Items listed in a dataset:

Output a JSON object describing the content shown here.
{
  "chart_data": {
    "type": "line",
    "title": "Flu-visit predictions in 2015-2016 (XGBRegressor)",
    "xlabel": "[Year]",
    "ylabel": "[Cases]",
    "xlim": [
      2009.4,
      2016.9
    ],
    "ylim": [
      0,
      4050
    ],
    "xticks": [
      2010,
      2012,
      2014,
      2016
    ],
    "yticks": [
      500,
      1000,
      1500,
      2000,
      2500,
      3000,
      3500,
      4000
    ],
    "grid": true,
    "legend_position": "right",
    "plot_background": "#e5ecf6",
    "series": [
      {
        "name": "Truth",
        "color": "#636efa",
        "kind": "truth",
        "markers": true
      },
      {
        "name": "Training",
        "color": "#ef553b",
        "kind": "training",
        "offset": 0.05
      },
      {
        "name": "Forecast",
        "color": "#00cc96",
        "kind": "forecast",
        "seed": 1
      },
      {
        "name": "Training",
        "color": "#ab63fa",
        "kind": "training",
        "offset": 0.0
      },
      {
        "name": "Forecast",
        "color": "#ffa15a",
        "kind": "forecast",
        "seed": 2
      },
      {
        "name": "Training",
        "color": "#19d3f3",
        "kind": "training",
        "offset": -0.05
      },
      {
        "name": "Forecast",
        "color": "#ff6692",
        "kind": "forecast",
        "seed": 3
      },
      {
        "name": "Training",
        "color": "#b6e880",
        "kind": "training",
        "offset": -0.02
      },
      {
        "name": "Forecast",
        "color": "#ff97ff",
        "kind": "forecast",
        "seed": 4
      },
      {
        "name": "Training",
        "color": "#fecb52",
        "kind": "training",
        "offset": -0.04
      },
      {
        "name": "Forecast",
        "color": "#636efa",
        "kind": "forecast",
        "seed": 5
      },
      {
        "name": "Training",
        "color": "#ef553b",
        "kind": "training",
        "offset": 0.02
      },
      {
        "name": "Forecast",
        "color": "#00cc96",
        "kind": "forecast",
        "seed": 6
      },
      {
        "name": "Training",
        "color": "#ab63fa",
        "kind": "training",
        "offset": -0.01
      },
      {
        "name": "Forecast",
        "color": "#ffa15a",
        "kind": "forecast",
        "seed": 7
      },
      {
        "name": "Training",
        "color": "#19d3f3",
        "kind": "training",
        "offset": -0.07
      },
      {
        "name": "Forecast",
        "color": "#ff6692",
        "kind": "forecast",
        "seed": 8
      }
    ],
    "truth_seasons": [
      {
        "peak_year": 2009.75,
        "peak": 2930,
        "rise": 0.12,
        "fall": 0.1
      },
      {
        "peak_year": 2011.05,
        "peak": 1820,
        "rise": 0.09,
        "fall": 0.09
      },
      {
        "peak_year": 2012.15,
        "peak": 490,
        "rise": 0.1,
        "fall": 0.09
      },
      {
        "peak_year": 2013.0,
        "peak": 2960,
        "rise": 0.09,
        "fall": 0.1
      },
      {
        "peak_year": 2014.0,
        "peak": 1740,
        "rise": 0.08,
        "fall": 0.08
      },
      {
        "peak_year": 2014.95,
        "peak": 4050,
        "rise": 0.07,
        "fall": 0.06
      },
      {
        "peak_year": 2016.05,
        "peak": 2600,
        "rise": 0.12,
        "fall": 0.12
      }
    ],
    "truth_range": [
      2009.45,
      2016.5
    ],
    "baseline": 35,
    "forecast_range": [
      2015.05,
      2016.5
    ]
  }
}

Task brief:
Make an exact copy of every line in the data.

Exercise response:
Output a JSON object describing the content shown here.
{
  "chart_data": {
    "type": "line",
    "title": "Flu-visit predictions in 2015-2016 (XGBRegressor)",
    "xlabel": "[Year]",
    "ylabel": "[Cases]",
    "xlim": [
      2009.4,
      2016.9
    ],
    "ylim": [
      0,
      4050
    ],
    "xticks": [
      2010,
      2012,
      2014,
      2016
    ],
    "yticks": [
      500,
      1000,
      1500,
      2000,
      2500,
      3000,
      3500,
      4000
    ],
    "grid": true,
    "legend_position": "right",
    "plot_background": "#e5ecf6",
    "series": [
      {
        "name": "Truth",
        "color": "#636efa",
        "kind": "truth",
        "markers": true
      },
      {
        "name": "Training",
        "color": "#ef553b",
        "kind": "training",
        "offset": 0.05
      },
      {
        "name": "Forecast",
        "color": "#00cc96",
        "kind": "forecast",
        "seed": 1
      },
      {
        "name": "Training",
        "color": "#ab63fa",
        "kind": "training",
        "offset": 0.0
      },
      {
        "name": "Forecast",
        "color": "#ffa15a",
        "kind": "forecast",
        "seed": 2
      },
      {
        "name": "Training",
        "color": "#19d3f3",
        "kind": "training",
        "offset": -0.05
      },
      {
        "name": "Forecast",
        "color": "#ff6692",
        "kind": "forecast",
        "seed": 3
      },
      {
        "name": "Training",
        "color": "#b6e880",
        "kind": "training",
        "offset": -0.02
      },
      {
        "name": "Forecast",
        "color": "#ff97ff",
        "kind": "forecast",
        "seed": 4
      },
      {
        "name": "Training",
        "color": "#fecb52",
        "kind": "training",
        "offset": -0.04
      },
      {
        "name": "Forecast",
        "color": "#636efa",
        "kind": "forecast",
        "seed": 5
      },
      {
        "name": "Training",
        "color": "#ef553b",
        "kind": "training",
        "offset": 0.02
      },
      {
        "name": "Forecast",
        "color": "#00cc96",
        "kind": "forecast",
        "seed": 6
      },
      {
        "name": "Training",
        "color": "#ab63fa",
        "kind": "training",
        "offset": -0.01
      },
      {
        "name": "Forecast",
        "color": "#ffa15a",
        "kind": "forecast",
        "seed": 7
      },
      {
        "name": "Training",
        "color": "#19d3f3",
        "kind": "training",
        "offset": -0.07
      },
      {
        "name": "Forecast",
        "color": "#ff6692",
        "kind": "forecast",
        "seed": 8
      }
    ],
    "truth_seasons": [
      {
        "peak_year": 2009.75,
        "peak": 2930,
        "rise": 0.12,
        "fall": 0.1
      },
      {
        "peak_year": 2011.05,
        "peak": 1820,
        "rise": 0.09,
        "fall": 0.09
      },
      {
        "peak_year": 2012.15,
        "peak": 490,
        "rise": 0.1,
        "fall": 0.09
      },
      {
        "peak_year": 2013.0,
        "peak": 2960,
        "rise": 0.09,
        "fall": 0.1
      },
      {
        "peak_year": 2014.0,
        "peak": 1740,
        "rise": 0.08,
        "fall": 0.08
      },
      {
        "peak_year": 2014.95,
        "peak": 4050,
        "rise": 0.07,
        "fall": 0.06
      },
      {
        "peak_year": 2016.05,
        "peak": 2600,
        "rise": 0.12,
        "fall": 0.12
      }
    ],
    "truth_range": [
      2009.45,
      2016.5
    ],
    "baseline": 35,
    "forecast_range": [
      2015.05,
      2016.5
    ]
  }
}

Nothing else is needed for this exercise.